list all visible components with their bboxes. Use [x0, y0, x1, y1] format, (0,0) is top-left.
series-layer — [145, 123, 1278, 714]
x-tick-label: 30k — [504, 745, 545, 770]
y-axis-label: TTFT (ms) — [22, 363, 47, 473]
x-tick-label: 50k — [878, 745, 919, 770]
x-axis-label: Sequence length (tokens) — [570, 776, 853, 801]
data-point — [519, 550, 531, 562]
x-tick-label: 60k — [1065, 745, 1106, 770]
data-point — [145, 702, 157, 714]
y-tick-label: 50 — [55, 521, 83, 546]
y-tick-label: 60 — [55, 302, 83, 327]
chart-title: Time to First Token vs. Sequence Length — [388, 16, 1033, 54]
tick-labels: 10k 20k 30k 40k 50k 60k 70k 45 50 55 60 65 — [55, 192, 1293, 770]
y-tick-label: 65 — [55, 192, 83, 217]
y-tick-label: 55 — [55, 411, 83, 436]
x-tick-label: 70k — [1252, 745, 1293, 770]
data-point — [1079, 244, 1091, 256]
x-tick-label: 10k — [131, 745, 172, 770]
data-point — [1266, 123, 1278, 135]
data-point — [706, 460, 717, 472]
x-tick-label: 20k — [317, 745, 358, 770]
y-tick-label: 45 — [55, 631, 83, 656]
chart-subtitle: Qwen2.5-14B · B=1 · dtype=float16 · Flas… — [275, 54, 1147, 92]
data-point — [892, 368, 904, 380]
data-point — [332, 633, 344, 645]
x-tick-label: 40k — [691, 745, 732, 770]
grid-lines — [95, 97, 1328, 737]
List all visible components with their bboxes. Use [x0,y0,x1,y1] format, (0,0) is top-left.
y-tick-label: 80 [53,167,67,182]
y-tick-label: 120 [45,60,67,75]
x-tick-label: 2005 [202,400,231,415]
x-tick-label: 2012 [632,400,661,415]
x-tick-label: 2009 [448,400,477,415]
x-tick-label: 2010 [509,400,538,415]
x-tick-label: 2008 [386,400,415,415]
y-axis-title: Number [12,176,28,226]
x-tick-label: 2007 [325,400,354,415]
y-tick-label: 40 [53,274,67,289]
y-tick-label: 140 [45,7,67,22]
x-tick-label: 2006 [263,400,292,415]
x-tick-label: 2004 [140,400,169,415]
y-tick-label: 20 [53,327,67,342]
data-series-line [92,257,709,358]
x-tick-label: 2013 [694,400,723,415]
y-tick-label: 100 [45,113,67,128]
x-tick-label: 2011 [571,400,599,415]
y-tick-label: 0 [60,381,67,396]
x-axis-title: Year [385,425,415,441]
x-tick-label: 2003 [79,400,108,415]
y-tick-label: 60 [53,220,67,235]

========

• **Set problem**: Find every line in the material above that contains the string "format" and copy each of those lines.

• **Correct result**:
list all visible components with their bboxes. Use [x0, y0, x1, y1] format, (0,0) is top-left.
List all visible components with their bboxes. Use [x0,y0,x1,y1] format, (0,0) is top-left.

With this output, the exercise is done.